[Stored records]
┄┄┄┄┄┄┄┄┄┄

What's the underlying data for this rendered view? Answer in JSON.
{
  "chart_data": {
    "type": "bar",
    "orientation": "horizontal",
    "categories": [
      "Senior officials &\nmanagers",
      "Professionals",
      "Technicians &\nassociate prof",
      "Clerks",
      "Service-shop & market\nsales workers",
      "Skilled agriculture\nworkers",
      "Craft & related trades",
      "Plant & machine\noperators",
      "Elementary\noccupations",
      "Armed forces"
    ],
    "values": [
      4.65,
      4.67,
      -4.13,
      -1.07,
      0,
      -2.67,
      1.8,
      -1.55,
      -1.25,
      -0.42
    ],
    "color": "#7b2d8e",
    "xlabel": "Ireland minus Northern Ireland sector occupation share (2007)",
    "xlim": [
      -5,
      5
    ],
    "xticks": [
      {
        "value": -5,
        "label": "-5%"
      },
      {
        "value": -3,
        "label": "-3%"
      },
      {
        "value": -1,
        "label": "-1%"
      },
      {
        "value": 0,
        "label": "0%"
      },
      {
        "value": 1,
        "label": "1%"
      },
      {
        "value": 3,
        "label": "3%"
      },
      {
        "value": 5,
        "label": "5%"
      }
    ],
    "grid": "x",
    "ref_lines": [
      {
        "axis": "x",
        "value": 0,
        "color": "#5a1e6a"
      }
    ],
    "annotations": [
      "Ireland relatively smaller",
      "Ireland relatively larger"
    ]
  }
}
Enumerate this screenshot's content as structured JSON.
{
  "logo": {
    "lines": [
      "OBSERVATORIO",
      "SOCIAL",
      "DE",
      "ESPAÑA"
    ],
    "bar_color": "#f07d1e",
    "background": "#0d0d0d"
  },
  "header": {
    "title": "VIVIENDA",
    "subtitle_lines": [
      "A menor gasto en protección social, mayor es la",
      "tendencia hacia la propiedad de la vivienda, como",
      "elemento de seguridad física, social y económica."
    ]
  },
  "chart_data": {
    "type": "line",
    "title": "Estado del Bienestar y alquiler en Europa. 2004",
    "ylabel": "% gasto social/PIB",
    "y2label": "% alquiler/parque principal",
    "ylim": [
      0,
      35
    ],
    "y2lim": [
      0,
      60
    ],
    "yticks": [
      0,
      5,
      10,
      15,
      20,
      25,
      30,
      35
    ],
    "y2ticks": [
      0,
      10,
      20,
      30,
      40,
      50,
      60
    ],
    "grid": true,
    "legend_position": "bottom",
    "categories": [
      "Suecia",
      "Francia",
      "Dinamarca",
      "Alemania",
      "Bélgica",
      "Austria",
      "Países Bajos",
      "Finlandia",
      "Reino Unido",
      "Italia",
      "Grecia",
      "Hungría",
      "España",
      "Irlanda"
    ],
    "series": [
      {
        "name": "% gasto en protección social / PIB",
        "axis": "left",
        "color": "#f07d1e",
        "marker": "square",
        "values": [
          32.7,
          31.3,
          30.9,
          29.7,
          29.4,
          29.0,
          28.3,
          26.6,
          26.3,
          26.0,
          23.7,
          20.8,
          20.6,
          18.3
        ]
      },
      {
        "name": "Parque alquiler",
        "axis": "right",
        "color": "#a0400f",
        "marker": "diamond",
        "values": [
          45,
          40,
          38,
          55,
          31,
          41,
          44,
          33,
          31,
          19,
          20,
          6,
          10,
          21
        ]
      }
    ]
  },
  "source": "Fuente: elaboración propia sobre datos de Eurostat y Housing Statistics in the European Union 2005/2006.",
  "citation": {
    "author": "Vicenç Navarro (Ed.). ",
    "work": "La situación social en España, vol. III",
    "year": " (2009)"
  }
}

┄┄┄┄┄┄┄┄┄┄

PROBLEM DESCRIPTION: Take the line holding "Enumerate this screenshot's" and all lines after it through the end of the data, and set them down exactly.

FULL OUTPUT:
Enumerate this screenshot's content as structured JSON.
{
  "logo": {
    "lines": [
      "OBSERVATORIO",
      "SOCIAL",
      "DE",
      "ESPAÑA"
    ],
    "bar_color": "#f07d1e",
    "background": "#0d0d0d"
  },
  "header": {
    "title": "VIVIENDA",
    "subtitle_lines": [
      "A menor gasto en protección social, mayor es la",
      "tendencia hacia la propiedad de la vivienda, como",
      "elemento de seguridad física, social y económica."
    ]
  },
  "chart_data": {
    "type": "line",
    "title": "Estado del Bienestar y alquiler en Europa. 2004",
    "ylabel": "% gasto social/PIB",
    "y2label": "% alquiler/parque principal",
    "ylim": [
      0,
      35
    ],
    "y2lim": [
      0,
      60
    ],
    "yticks": [
      0,
      5,
      10,
      15,
      20,
      25,
      30,
      35
    ],
    "y2ticks": [
      0,
      10,
      20,
      30,
      40,
      50,
      60
    ],
    "grid": true,
    "legend_position": "bottom",
    "categories": [
      "Suecia",
      "Francia",
      "Dinamarca",
      "Alemania",
      "Bélgica",
      "Austria",
      "Países Bajos",
      "Finlandia",
      "Reino Unido",
      "Italia",
      "Grecia",
      "Hungría",
      "España",
      "Irlanda"
    ],
    "series": [
      {
        "name": "% gasto en protección social / PIB",
        "axis": "left",
        "color": "#f07d1e",
        "marker": "square",
        "values": [
          32.7,
          31.3,
          30.9,
          29.7,
          29.4,
          29.0,
          28.3,
          26.6,
          26.3,
          26.0,
          23.7,
          20.8,
          20.6,
          18.3
        ]
      },
      {
        "name": "Parque alquiler",
        "axis": "right",
        "color": "#a0400f",
        "marker": "diamond",
        "values": [
          45,
          40,
          38,
          55,
          31,
          41,
          44,
          33,
          31,
          19,
          20,
          6,
          10,
          21
        ]
      }
    ]
  },
  "source": "Fuente: elaboración propia sobre datos de Eurostat y Housing Statistics in the European Union 2005/2006.",
  "citation": {
    "author": "Vicenç Navarro (Ed.). ",
    "work": "La situación social en España, vol. III",
    "year": " (2009)"
  }
}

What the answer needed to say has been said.